Copy every record below exactly as written, but leave out the pictures.

[Records about charts and figures]
++++
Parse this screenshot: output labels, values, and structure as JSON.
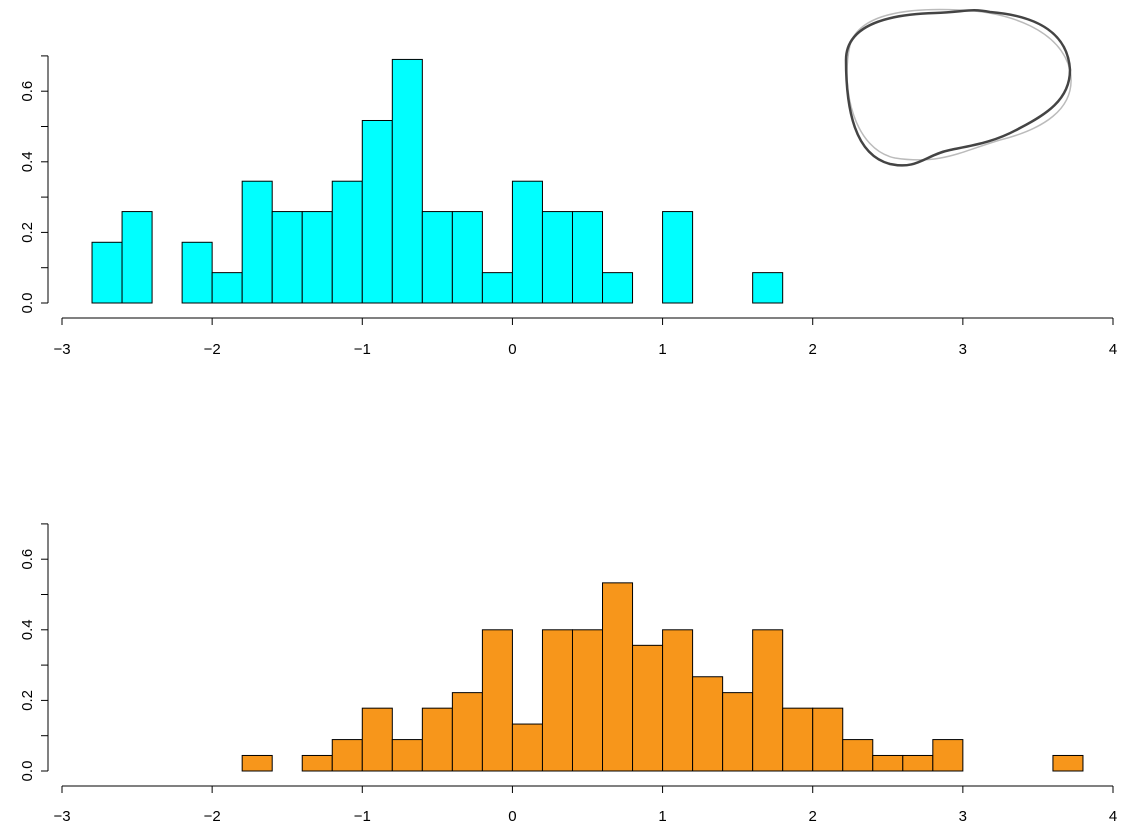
{
  "chart_data": [
    {
      "type": "histogram",
      "bins": [
        -2.8,
        -2.6,
        -2.4,
        -2.2,
        -2.0,
        -1.8,
        -1.6,
        -1.4,
        -1.2,
        -1.0,
        -0.8,
        -0.6,
        -0.4,
        -0.2,
        0,
        0.2,
        0.4,
        0.6,
        0.8,
        1.0,
        1.2,
        1.4,
        1.6,
        1.8,
        2.0,
        2.2,
        2.4,
        2.6,
        2.8,
        3.0,
        3.2,
        3.4,
        3.6,
        3.8
      ],
      "values": [
        0.172,
        0.259,
        0,
        0.172,
        0.086,
        0.345,
        0.259,
        0.259,
        0.345,
        0.517,
        0.69,
        0.259,
        0.259,
        0.086,
        0.345,
        0.259,
        0.259,
        0.086,
        0,
        0.259,
        0,
        0,
        0.086,
        0,
        0,
        0,
        0,
        0,
        0,
        0,
        0,
        0,
        0
      ],
      "color": "#00ffff",
      "xlim": [
        -3,
        4
      ],
      "ylim": [
        0,
        0.7
      ],
      "xticks": [
        {
          "value": -3,
          "label": "−3"
        },
        {
          "value": -2,
          "label": "−2"
        },
        {
          "value": -1,
          "label": "−1"
        },
        0,
        1,
        2,
        3,
        4
      ],
      "yticks": [
        {
          "value": 0,
          "label": "0.0"
        },
        0.2,
        0.4,
        0.6
      ],
      "minor_yticks": [
        0.1,
        0.3,
        0.5,
        0.7
      ]
    },
    {
      "type": "histogram",
      "bins": [
        -2.8,
        -2.6,
        -2.4,
        -2.2,
        -2.0,
        -1.8,
        -1.6,
        -1.4,
        -1.2,
        -1.0,
        -0.8,
        -0.6,
        -0.4,
        -0.2,
        0,
        0.2,
        0.4,
        0.6,
        0.8,
        1.0,
        1.2,
        1.4,
        1.6,
        1.8,
        2.0,
        2.2,
        2.4,
        2.6,
        2.8,
        3.0,
        3.2,
        3.4,
        3.6,
        3.8
      ],
      "values": [
        0,
        0,
        0,
        0,
        0,
        0.044,
        0,
        0.044,
        0.089,
        0.178,
        0.089,
        0.178,
        0.222,
        0.4,
        0.133,
        0.4,
        0.4,
        0.533,
        0.356,
        0.4,
        0.267,
        0.222,
        0.4,
        0.178,
        0.178,
        0.089,
        0.044,
        0.044,
        0.089,
        0,
        0,
        0,
        0.044
      ],
      "color": "#f7961b",
      "xlim": [
        -3,
        4
      ],
      "ylim": [
        0,
        0.7
      ],
      "xticks": [
        {
          "value": -3,
          "label": "−3"
        },
        {
          "value": -2,
          "label": "−2"
        },
        {
          "value": -1,
          "label": "−1"
        },
        0,
        1,
        2,
        3,
        4
      ],
      "yticks": [
        {
          "value": 0,
          "label": "0.0"
        },
        0.2,
        0.4,
        0.6
      ],
      "minor_yticks": [
        0.1,
        0.3,
        0.5,
        0.7
      ]
    }
  ]
}
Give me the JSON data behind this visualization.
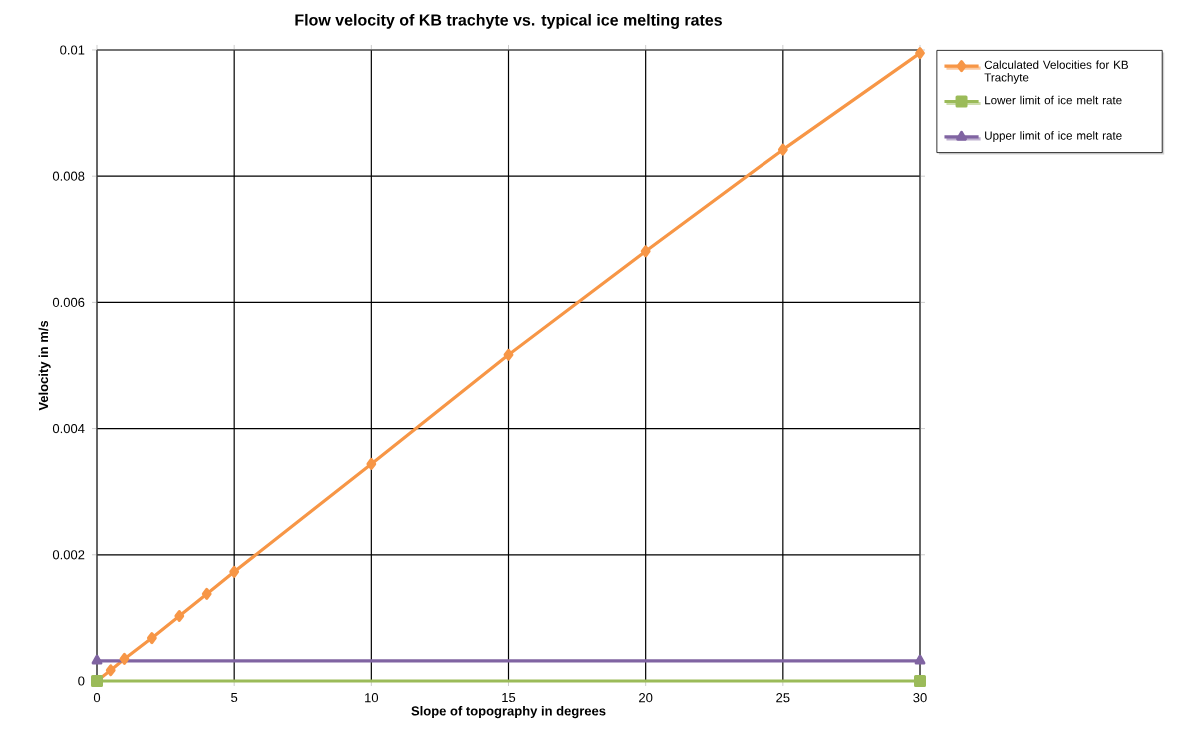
{
  "chart_data": {
    "type": "line",
    "title": "Flow velocity of KB trachyte vs. typical ice melting rates",
    "xlabel": "Slope of topography in degrees",
    "ylabel": "Velocity in m/s",
    "xlim": [
      0,
      30
    ],
    "xticks": [
      0,
      5,
      10,
      15,
      20,
      25,
      30
    ],
    "ylim": [
      0,
      0.01
    ],
    "yticks": [
      0,
      0.002,
      0.004,
      0.006,
      0.008,
      0.01
    ],
    "grid": true,
    "legend": "right",
    "series": [
      {
        "name": "Calculated Velocities for KB Trachyte",
        "color": "#f79646",
        "marker": "diamond",
        "x": [
          0,
          0.5,
          1,
          2,
          3,
          4,
          5,
          10,
          15,
          20,
          25,
          30
        ],
        "values": [
          0,
          0.00017,
          0.00035,
          0.00068,
          0.00103,
          0.00138,
          0.00173,
          0.00344,
          0.00517,
          0.00681,
          0.00842,
          0.00995
        ]
      },
      {
        "name": "Lower limit of ice melt rate",
        "color": "#9bbb59",
        "marker": "square",
        "x": [
          0,
          30
        ],
        "values": [
          0,
          0
        ]
      },
      {
        "name": "Upper limit of ice melt rate",
        "color": "#8064a2",
        "marker": "triangle",
        "x": [
          0,
          30
        ],
        "values": [
          0.00032,
          0.00032
        ]
      }
    ]
  }
}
++++
SOLUTION:
Parse this screenshot: output labels, values, and structure as JSON.
{
  "chart_data": [
    {
      "type": "histogram",
      "bins": [
        -2.8,
        -2.6,
        -2.4,
        -2.2,
        -2.0,
        -1.8,
        -1.6,
        -1.4,
        -1.2,
        -1.0,
        -0.8,
        -0.6,
        -0.4,
        -0.2,
        0,
        0.2,
        0.4,
        0.6,
        0.8,
        1.0,
        1.2,
        1.4,
        1.6,
        1.8,
        2.0,
        2.2,
        2.4,
        2.6,
        2.8,
        3.0,
        3.2,
        3.4,
        3.6,
        3.8
      ],
      "values": [
        0.172,
        0.259,
        0,
        0.172,
        0.086,
        0.345,
        0.259,
        0.259,
        0.345,
        0.517,
        0.69,
        0.259,
        0.259,
        0.086,
        0.345,
        0.259,
        0.259,
        0.086,
        0,
        0.259,
        0,
        0,
        0.086,
        0,
        0,
        0,
        0,
        0,
        0,
        0,
        0,
        0,
        0
      ],
      "color": "#00ffff",
      "xlim": [
        -3,
        4
      ],
      "ylim": [
        0,
        0.7
      ],
      "xticks": [
        {
          "value": -3,
          "label": "−3"
        },
        {
          "value": -2,
          "label": "−2"
        },
        {
          "value": -1,
          "label": "−1"
        },
        0,
        1,
        2,
        3,
        4
      ],
      "yticks": [
        {
          "value": 0,
          "label": "0.0"
        },
        0.2,
        0.4,
        0.6
      ],
      "minor_yticks": [
        0.1,
        0.3,
        0.5,
        0.7
      ]
    },
    {
      "type": "histogram",
      "bins": [
        -2.8,
        -2.6,
        -2.4,
        -2.2,
        -2.0,
        -1.8,
        -1.6,
        -1.4,
        -1.2,
        -1.0,
        -0.8,
        -0.6,
        -0.4,
        -0.2,
        0,
        0.2,
        0.4,
        0.6,
        0.8,
        1.0,
        1.2,
        1.4,
        1.6,
        1.8,
        2.0,
        2.2,
        2.4,
        2.6,
        2.8,
        3.0,
        3.2,
        3.4,
        3.6,
        3.8
      ],
      "values": [
        0,
        0,
        0,
        0,
        0,
        0.044,
        0,
        0.044,
        0.089,
        0.178,
        0.089,
        0.178,
        0.222,
        0.4,
        0.133,
        0.4,
        0.4,
        0.533,
        0.356,
        0.4,
        0.267,
        0.222,
        0.4,
        0.178,
        0.178,
        0.089,
        0.044,
        0.044,
        0.089,
        0,
        0,
        0,
        0.044
      ],
      "color": "#f7961b",
      "xlim": [
        -3,
        4
      ],
      "ylim": [
        0,
        0.7
      ],
      "xticks": [
        {
          "value": -3,
          "label": "−3"
        },
        {
          "value": -2,
          "label": "−2"
        },
        {
          "value": -1,
          "label": "−1"
        },
        0,
        1,
        2,
        3,
        4
      ],
      "yticks": [
        {
          "value": 0,
          "label": "0.0"
        },
        0.2,
        0.4,
        0.6
      ],
      "minor_yticks": [
        0.1,
        0.3,
        0.5,
        0.7
      ]
    }
  ]
}
Give me the JSON data behind this visualization.
{
  "chart_data": {
    "type": "line",
    "title": "Flow velocity of KB trachyte vs. typical ice melting rates",
    "xlabel": "Slope of topography in degrees",
    "ylabel": "Velocity in m/s",
    "xlim": [
      0,
      30
    ],
    "xticks": [
      0,
      5,
      10,
      15,
      20,
      25,
      30
    ],
    "ylim": [
      0,
      0.01
    ],
    "yticks": [
      0,
      0.002,
      0.004,
      0.006,
      0.008,
      0.01
    ],
    "grid": true,
    "legend": "right",
    "series": [
      {
        "name": "Calculated Velocities for KB Trachyte",
        "color": "#f79646",
        "marker": "diamond",
        "x": [
          0,
          0.5,
          1,
          2,
          3,
          4,
          5,
          10,
          15,
          20,
          25,
          30
        ],
        "values": [
          0,
          0.00017,
          0.00035,
          0.00068,
          0.00103,
          0.00138,
          0.00173,
          0.00344,
          0.00517,
          0.00681,
          0.00842,
          0.00995
        ]
      },
      {
        "name": "Lower limit of ice melt rate",
        "color": "#9bbb59",
        "marker": "square",
        "x": [
          0,
          30
        ],
        "values": [
          0,
          0
        ]
      },
      {
        "name": "Upper limit of ice melt rate",
        "color": "#8064a2",
        "marker": "triangle",
        "x": [
          0,
          30
        ],
        "values": [
          0.00032,
          0.00032
        ]
      }
    ]
  }
}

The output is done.